### Exercise brief
Can you copy out every line of the records below, character for character and in the same order?

### Data for this task
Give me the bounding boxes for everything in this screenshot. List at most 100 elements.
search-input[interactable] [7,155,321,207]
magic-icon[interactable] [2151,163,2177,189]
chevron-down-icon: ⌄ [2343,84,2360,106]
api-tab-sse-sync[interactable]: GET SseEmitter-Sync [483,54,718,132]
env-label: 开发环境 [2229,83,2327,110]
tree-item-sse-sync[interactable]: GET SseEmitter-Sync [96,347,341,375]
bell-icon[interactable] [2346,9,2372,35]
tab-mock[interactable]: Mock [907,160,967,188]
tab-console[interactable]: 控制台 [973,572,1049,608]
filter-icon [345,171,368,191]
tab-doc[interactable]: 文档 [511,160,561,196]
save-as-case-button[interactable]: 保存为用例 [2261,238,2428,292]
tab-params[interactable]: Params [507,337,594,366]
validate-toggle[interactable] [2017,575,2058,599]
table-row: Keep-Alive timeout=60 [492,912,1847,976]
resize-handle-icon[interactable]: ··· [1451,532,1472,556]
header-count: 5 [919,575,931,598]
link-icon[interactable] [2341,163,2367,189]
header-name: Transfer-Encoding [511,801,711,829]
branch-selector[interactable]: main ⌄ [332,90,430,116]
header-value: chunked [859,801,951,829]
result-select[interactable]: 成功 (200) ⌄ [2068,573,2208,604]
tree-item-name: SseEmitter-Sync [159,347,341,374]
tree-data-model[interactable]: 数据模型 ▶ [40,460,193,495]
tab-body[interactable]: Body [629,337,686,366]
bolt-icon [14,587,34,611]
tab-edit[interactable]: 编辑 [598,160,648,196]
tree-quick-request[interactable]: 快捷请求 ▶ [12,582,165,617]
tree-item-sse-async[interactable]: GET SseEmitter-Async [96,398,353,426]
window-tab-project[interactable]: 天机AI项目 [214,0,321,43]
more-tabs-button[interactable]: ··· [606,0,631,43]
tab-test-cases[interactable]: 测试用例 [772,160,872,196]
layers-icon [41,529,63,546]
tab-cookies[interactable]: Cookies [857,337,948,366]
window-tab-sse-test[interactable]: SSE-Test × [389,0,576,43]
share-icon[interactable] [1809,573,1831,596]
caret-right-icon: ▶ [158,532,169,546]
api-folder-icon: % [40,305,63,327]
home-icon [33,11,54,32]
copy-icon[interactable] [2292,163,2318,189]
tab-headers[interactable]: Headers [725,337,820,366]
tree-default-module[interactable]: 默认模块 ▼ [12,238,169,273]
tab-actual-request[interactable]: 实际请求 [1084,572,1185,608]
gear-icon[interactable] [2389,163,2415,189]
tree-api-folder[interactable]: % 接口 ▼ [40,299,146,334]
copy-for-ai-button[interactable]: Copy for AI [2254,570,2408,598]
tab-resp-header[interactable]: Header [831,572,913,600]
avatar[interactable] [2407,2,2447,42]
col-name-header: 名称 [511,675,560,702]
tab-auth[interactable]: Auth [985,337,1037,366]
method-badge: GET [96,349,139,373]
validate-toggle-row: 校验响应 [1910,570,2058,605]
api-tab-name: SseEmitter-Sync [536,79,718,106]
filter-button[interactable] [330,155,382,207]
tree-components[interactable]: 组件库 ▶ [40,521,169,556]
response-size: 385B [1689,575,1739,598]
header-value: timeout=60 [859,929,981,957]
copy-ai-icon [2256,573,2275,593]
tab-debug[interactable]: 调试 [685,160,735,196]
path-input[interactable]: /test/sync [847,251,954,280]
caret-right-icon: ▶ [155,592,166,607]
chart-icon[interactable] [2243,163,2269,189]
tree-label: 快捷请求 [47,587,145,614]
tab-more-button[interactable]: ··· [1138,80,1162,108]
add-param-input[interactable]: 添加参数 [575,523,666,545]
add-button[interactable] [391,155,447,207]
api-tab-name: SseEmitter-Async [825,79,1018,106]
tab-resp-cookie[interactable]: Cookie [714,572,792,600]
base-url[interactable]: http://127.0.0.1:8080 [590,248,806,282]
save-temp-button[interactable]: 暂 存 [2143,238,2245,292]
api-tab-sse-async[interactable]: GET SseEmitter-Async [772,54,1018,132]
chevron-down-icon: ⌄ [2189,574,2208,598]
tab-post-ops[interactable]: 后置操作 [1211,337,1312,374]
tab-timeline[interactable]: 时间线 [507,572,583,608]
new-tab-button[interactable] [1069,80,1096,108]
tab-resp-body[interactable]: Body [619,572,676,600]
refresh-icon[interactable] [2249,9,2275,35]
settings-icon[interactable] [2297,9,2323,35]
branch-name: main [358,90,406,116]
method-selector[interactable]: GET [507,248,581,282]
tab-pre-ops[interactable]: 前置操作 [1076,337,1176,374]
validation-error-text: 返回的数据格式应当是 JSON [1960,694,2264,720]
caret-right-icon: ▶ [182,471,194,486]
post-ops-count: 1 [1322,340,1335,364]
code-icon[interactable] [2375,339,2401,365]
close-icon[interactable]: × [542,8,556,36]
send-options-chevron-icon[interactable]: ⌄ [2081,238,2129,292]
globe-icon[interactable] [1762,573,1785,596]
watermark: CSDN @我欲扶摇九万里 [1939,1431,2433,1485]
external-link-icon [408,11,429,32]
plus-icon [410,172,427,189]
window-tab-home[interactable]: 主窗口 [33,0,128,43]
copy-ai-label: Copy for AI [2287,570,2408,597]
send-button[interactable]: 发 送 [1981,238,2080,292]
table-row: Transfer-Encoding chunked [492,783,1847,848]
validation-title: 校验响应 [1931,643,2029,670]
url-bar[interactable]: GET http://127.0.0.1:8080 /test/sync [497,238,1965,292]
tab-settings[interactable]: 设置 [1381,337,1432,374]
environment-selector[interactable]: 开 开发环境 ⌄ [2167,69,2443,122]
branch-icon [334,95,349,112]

### Output below
Give me the bounding boxes for everything in this screenshot. List at most 100 elements.
search-input[interactable] [7,155,321,207]
magic-icon[interactable] [2151,163,2177,189]
chevron-down-icon: ⌄ [2343,84,2360,106]
api-tab-sse-sync[interactable]: GET SseEmitter-Sync [483,54,718,132]
env-label: 开发环境 [2229,83,2327,110]
tree-item-sse-sync[interactable]: GET SseEmitter-Sync [96,347,341,375]
bell-icon[interactable] [2346,9,2372,35]
tab-mock[interactable]: Mock [907,160,967,188]
tab-console[interactable]: 控制台 [973,572,1049,608]
filter-icon [345,171,368,191]
tab-doc[interactable]: 文档 [511,160,561,196]
save-as-case-button[interactable]: 保存为用例 [2261,238,2428,292]
tab-params[interactable]: Params [507,337,594,366]
validate-toggle[interactable] [2017,575,2058,599]
table-row: Keep-Alive timeout=60 [492,912,1847,976]
resize-handle-icon[interactable]: ··· [1451,532,1472,556]
header-count: 5 [919,575,931,598]
link-icon[interactable] [2341,163,2367,189]
header-name: Transfer-Encoding [511,801,711,829]
branch-selector[interactable]: main ⌄ [332,90,430,116]
header-value: chunked [859,801,951,829]
result-select[interactable]: 成功 (200) ⌄ [2068,573,2208,604]
tree-item-name: SseEmitter-Sync [159,347,341,374]
tree-data-model[interactable]: 数据模型 ▶ [40,460,193,495]
tab-body[interactable]: Body [629,337,686,366]
bolt-icon [14,587,34,611]
tab-edit[interactable]: 编辑 [598,160,648,196]
tree-quick-request[interactable]: 快捷请求 ▶ [12,582,165,617]
tree-item-sse-async[interactable]: GET SseEmitter-Async [96,398,353,426]
window-tab-project[interactable]: 天机AI项目 [214,0,321,43]
more-tabs-button[interactable]: ··· [606,0,631,43]
tab-test-cases[interactable]: 测试用例 [772,160,872,196]
layers-icon [41,529,63,546]
tab-cookies[interactable]: Cookies [857,337,948,366]
window-tab-sse-test[interactable]: SSE-Test × [389,0,576,43]
share-icon[interactable] [1809,573,1831,596]
caret-right-icon: ▶ [158,532,169,546]
api-folder-icon: % [40,305,63,327]
home-icon [33,11,54,32]
copy-icon[interactable] [2292,163,2318,189]
tab-headers[interactable]: Headers [725,337,820,366]
tree-default-module[interactable]: 默认模块 ▼ [12,238,169,273]
tab-actual-request[interactable]: 实际请求 [1084,572,1185,608]
gear-icon[interactable] [2389,163,2415,189]
tree-api-folder[interactable]: % 接口 ▼ [40,299,146,334]
copy-for-ai-button[interactable]: Copy for AI [2254,570,2408,598]
tab-resp-header[interactable]: Header [831,572,913,600]
avatar[interactable] [2407,2,2447,42]
col-name-header: 名称 [511,675,560,702]
tab-auth[interactable]: Auth [985,337,1037,366]
method-badge: GET [96,349,139,373]
validate-toggle-row: 校验响应 [1910,570,2058,605]
api-tab-name: SseEmitter-Sync [536,79,718,106]
filter-button[interactable] [330,155,382,207]
tree-components[interactable]: 组件库 ▶ [40,521,169,556]
response-size: 385B [1689,575,1739,598]
header-value: timeout=60 [859,929,981,957]
copy-ai-icon [2256,573,2275,593]
tab-debug[interactable]: 调试 [685,160,735,196]
path-input[interactable]: /test/sync [847,251,954,280]
caret-right-icon: ▶ [155,592,166,607]
chart-icon[interactable] [2243,163,2269,189]
tree-label: 快捷请求 [47,587,145,614]
tab-more-button[interactable]: ··· [1138,80,1162,108]
add-param-input[interactable]: 添加参数 [575,523,666,545]
add-button[interactable] [391,155,447,207]
api-tab-name: SseEmitter-Async [825,79,1018,106]
tab-resp-cookie[interactable]: Cookie [714,572,792,600]
base-url[interactable]: http://127.0.0.1:8080 [590,248,806,282]
save-temp-button[interactable]: 暂 存 [2143,238,2245,292]
api-tab-sse-async[interactable]: GET SseEmitter-Async [772,54,1018,132]
chevron-down-icon: ⌄ [2189,574,2208,598]
tab-post-ops[interactable]: 后置操作 [1211,337,1312,374]
tab-timeline[interactable]: 时间线 [507,572,583,608]
new-tab-button[interactable] [1069,80,1096,108]
tab-resp-body[interactable]: Body [619,572,676,600]
refresh-icon[interactable] [2249,9,2275,35]
settings-icon[interactable] [2297,9,2323,35]
branch-name: main [358,90,406,116]
method-selector[interactable]: GET [507,248,581,282]
tab-pre-ops[interactable]: 前置操作 [1076,337,1176,374]
validation-error-text: 返回的数据格式应当是 JSON [1960,694,2264,720]
caret-right-icon: ▶ [182,471,194,486]
post-ops-count: 1 [1322,340,1335,364]
code-icon[interactable] [2375,339,2401,365]
close-icon[interactable]: × [542,8,556,36]
send-options-chevron-icon[interactable]: ⌄ [2081,238,2129,292]
globe-icon[interactable] [1762,573,1785,596]
watermark: CSDN @我欲扶摇九万里 [1939,1431,2433,1485]
external-link-icon [408,11,429,32]
plus-icon [410,172,427,189]
window-tab-home[interactable]: 主窗口 [33,0,128,43]
copy-ai-label: Copy for AI [2287,570,2408,597]
send-button[interactable]: 发 送 [1981,238,2080,292]
table-row: Transfer-Encoding chunked [492,783,1847,848]
validation-title: 校验响应 [1931,643,2029,670]
url-bar[interactable]: GET http://127.0.0.1:8080 /test/sync [497,238,1965,292]
tab-settings[interactable]: 设置 [1381,337,1432,374]
environment-selector[interactable]: 开 开发环境 ⌄ [2167,69,2443,122]
branch-icon [334,95,349,112]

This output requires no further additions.